*Dataset excerpts*.

++++++

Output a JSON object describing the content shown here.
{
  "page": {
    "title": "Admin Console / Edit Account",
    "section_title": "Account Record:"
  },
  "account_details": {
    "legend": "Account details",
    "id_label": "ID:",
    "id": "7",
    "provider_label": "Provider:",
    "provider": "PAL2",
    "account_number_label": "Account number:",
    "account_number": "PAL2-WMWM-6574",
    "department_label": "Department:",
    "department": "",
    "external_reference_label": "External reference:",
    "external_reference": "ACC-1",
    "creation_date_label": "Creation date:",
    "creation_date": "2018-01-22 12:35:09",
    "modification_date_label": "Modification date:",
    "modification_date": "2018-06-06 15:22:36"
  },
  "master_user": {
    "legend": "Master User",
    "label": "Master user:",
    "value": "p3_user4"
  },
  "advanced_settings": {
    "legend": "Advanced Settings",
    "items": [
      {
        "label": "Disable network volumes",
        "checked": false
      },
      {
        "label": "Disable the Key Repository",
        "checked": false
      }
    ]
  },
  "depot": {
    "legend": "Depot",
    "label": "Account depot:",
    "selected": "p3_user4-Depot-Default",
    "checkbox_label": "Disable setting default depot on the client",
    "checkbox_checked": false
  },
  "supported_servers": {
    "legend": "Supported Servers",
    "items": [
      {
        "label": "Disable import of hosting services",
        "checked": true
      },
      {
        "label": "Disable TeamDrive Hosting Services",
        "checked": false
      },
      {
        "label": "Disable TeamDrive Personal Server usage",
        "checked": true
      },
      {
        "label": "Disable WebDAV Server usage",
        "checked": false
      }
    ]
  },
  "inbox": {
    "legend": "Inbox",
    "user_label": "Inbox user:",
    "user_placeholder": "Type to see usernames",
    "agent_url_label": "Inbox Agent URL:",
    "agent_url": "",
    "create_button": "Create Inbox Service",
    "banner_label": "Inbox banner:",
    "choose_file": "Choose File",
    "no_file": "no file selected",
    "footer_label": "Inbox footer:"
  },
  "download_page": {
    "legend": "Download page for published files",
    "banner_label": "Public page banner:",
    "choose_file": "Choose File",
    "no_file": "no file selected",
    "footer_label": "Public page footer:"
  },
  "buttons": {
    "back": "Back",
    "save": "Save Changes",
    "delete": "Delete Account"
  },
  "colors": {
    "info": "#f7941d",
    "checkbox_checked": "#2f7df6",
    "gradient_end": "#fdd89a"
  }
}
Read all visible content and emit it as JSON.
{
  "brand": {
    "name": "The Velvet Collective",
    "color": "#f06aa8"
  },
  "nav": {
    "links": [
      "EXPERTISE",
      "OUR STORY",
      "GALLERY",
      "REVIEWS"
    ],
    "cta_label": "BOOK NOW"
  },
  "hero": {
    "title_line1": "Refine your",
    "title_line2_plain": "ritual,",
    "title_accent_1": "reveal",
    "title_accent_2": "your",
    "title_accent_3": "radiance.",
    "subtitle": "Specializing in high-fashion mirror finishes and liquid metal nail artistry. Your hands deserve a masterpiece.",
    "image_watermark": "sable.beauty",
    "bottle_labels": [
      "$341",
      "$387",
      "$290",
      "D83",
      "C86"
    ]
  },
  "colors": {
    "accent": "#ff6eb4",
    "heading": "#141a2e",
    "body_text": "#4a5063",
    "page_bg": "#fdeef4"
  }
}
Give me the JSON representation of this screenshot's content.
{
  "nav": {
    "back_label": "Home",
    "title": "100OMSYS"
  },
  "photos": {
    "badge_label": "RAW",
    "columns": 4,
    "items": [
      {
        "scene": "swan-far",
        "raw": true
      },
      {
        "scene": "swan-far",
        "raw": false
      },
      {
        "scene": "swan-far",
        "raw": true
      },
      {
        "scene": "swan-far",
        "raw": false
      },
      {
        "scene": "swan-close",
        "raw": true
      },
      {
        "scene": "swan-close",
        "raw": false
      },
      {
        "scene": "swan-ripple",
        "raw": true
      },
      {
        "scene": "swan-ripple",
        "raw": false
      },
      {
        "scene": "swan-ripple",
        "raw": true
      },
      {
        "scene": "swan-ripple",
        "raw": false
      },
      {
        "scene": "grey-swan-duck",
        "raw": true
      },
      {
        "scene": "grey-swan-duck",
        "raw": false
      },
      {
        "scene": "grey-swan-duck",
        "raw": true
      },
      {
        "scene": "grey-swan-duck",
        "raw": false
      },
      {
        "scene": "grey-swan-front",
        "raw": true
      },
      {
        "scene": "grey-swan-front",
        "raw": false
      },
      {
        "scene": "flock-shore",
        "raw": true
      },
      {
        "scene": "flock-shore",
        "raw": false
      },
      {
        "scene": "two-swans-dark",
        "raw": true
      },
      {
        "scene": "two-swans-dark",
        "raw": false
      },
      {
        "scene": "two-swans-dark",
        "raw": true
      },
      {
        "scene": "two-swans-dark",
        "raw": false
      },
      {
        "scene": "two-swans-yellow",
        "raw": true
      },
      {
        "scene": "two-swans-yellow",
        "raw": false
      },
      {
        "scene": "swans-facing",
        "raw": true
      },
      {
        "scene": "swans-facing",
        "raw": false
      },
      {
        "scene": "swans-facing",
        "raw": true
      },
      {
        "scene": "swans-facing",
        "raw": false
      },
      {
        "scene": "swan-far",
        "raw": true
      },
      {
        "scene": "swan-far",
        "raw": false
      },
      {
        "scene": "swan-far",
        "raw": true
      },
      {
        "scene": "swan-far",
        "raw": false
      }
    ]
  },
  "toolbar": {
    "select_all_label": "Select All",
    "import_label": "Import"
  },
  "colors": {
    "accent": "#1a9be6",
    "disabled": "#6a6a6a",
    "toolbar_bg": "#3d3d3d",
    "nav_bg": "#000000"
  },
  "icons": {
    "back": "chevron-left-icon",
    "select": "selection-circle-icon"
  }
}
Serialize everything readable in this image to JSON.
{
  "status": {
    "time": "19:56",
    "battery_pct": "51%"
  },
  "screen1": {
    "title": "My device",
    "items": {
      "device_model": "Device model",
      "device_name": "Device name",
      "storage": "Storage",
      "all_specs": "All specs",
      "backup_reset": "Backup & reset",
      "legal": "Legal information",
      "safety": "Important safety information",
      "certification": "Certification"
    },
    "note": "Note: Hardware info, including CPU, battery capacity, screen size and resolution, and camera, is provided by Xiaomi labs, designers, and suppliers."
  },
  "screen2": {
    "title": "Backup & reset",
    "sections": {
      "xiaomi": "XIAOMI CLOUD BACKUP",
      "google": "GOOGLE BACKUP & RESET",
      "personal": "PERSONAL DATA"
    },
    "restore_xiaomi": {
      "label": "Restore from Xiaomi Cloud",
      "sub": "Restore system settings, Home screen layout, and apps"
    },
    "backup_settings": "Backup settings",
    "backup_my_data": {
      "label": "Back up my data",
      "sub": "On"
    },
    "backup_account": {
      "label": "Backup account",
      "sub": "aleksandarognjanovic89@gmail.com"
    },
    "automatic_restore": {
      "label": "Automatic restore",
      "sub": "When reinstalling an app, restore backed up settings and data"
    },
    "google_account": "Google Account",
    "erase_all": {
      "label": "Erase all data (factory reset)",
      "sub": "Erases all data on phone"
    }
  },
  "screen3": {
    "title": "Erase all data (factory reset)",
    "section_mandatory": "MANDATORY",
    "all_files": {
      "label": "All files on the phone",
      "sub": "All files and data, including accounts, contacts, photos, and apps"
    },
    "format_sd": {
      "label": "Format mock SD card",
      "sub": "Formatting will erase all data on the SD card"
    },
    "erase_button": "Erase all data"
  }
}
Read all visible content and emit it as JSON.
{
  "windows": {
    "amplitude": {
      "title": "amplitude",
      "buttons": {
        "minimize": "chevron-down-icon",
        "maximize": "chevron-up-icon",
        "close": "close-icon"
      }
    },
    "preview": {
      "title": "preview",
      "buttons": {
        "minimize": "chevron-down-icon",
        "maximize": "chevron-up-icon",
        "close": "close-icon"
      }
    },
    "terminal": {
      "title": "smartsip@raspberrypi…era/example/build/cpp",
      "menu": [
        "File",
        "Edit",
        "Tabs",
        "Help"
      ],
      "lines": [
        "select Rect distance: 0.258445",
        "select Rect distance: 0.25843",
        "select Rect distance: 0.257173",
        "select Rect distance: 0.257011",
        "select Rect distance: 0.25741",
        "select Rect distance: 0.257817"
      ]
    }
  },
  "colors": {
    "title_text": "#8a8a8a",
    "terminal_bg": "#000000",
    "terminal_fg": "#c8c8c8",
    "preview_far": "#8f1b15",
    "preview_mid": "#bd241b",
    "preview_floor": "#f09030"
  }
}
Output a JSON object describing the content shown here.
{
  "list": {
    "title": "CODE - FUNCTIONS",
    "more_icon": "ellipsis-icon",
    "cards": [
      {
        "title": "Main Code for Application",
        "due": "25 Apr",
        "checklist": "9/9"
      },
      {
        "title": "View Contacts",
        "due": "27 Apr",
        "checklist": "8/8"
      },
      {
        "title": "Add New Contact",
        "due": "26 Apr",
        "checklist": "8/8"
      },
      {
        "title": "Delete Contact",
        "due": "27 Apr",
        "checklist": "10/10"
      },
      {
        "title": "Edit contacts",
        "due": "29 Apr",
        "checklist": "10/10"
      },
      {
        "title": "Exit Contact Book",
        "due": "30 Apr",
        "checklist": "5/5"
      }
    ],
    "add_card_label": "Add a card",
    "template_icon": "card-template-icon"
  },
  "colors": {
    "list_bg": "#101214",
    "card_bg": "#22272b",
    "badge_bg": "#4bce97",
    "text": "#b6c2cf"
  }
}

++++++

*DIRECTION*. How many lines in these entries hold the string "distance"? Answer with the number alone.

*CORRECT RESPONSE*. 6